Data records
++++++++++++++++++++
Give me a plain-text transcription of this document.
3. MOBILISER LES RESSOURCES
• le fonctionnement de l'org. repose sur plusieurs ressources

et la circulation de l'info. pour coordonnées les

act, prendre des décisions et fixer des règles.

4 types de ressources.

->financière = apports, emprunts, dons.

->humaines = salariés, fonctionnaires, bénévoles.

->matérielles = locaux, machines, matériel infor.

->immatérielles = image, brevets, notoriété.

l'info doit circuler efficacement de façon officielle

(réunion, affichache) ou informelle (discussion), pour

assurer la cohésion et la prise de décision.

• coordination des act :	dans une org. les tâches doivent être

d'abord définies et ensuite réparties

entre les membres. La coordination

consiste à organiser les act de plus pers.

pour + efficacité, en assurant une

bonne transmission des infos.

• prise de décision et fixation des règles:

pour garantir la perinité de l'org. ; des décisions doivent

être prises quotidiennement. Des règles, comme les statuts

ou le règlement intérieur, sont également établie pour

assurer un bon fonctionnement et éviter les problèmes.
++++++++++++++++++++
Look over the listing above. Pick out and copy every line that includes "doivent".

= Solution to this task =
• coordination des act :	dans une org. les tâches doivent être
pour garantir la perinité de l'org. ; des décisions doivent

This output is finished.